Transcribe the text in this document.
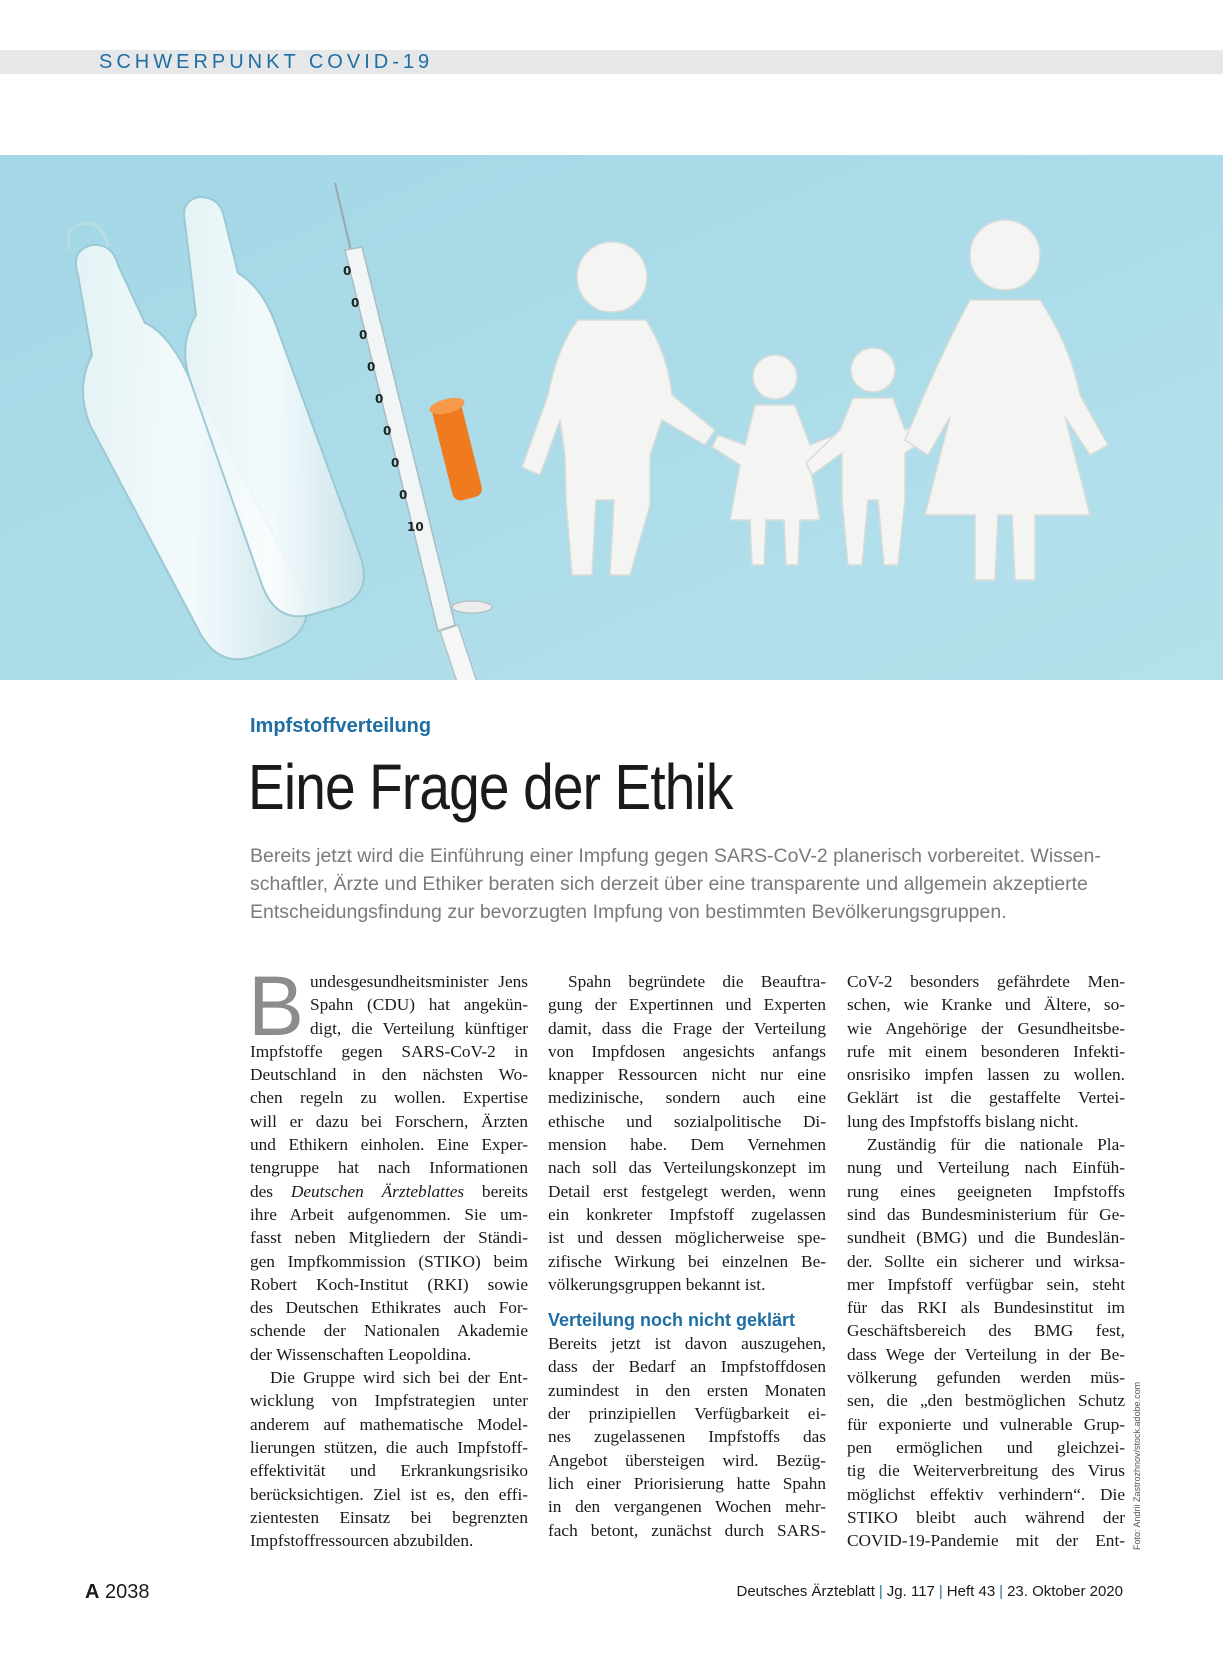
SCHWERPUNKT COVID-19
0
0
0
0
0
0
0
0
10
Impfstoffverteilung
Eine Frage der Ethik
Bereits jetzt wird die Einführung einer Impfung gegen SARS-CoV-2 planerisch vorbereitet. Wissen-
schaftler, Ärzte und Ethiker beraten sich derzeit über eine transparente und allgemein akzeptierte
Entscheidungsfindung zur bevorzugten Impfung von bestimmten Bevölkerungsgruppen.
B undesgesundheitsminister Jens
Spahn (CDU) hat angekün-
digt, die Verteilung künftiger
Impfstoffe gegen SARS-CoV-2 in
Deutschland in den nächsten Wo-
chen regeln zu wollen. Expertise
will er dazu bei Forschern, Ärzten
und Ethikern einholen. Eine Exper-
tengruppe hat nach Informationen
des Deutschen Ärzteblattes bereits
ihre Arbeit aufgenommen. Sie um-
fasst neben Mitgliedern der Ständi-
gen Impfkommission (STIKO) beim
Robert Koch-Institut (RKI) sowie
des Deutschen Ethikrates auch For-
schende der Nationalen Akademie
der Wissenschaften Leopoldina.
Die Gruppe wird sich bei der Ent-
wicklung von Impfstrategien unter
anderem auf mathematische Model-
lierungen stützen, die auch Impfstoff-
effektivität und Erkrankungsrisiko
berücksichtigen. Ziel ist es, den effi-
zientesten Einsatz bei begrenzten
Impfstoffressourcen abzubilden.
Spahn begründete die Beauftra-
gung der Expertinnen und Experten
damit, dass die Frage der Verteilung
von Impfdosen angesichts anfangs
knapper Ressourcen nicht nur eine
medizinische, sondern auch eine
ethische und sozialpolitische Di-
mension habe. Dem Vernehmen
nach soll das Verteilungskonzept im
Detail erst festgelegt werden, wenn
ein konkreter Impfstoff zugelassen
ist und dessen möglicherweise spe-
zifische Wirkung bei einzelnen Be-
völkerungsgruppen bekannt ist.
Verteilung noch nicht geklärt
Bereits jetzt ist davon auszugehen,
dass der Bedarf an Impfstoffdosen
zumindest in den ersten Monaten
der prinzipiellen Verfügbarkeit ei-
nes zugelassenen Impfstoffs das
Angebot übersteigen wird. Bezüg-
lich einer Priorisierung hatte Spahn
in den vergangenen Wochen mehr-
fach betont, zunächst durch SARS-
CoV-2 besonders gefährdete Men-
schen, wie Kranke und Ältere, so-
wie Angehörige der Gesundheitsbe-
rufe mit einem besonderen Infekti-
onsrisiko impfen lassen zu wollen.
Geklärt ist die gestaffelte Vertei-
lung des Impfstoffs bislang nicht.
Zuständig für die nationale Pla-
nung und Verteilung nach Einfüh-
rung eines geeigneten Impfstoffs
sind das Bundesministerium für Ge-
sundheit (BMG) und die Bundeslän-
der. Sollte ein sicherer und wirksa-
mer Impfstoff verfügbar sein, steht
für das RKI als Bundesinstitut im
Geschäftsbereich des BMG fest,
dass Wege der Verteilung in der Be-
völkerung gefunden werden müs-
sen, die „den bestmöglichen Schutz
für exponierte und vulnerable Grup-
pen ermöglichen und gleichzei-
tig die Weiterverbreitung des Virus
möglichst effektiv verhindern“. Die
STIKO bleibt auch während der
COVID-19-Pandemie mit der Ent- Foto: Andrii Zastrozhnov/stock.adobe.com
A 2038	Deutsches Ärzteblatt | Jg. 117 | Heft 43 | 23. Oktober 2020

◇ ◇ ◇ ◇ ◇ ◇ ◇

• _TASK_:
Among the lines of the listing above, tally the ones holding the string "SARS" and give that count alone.

• _WRITTEN ANSWER_:
3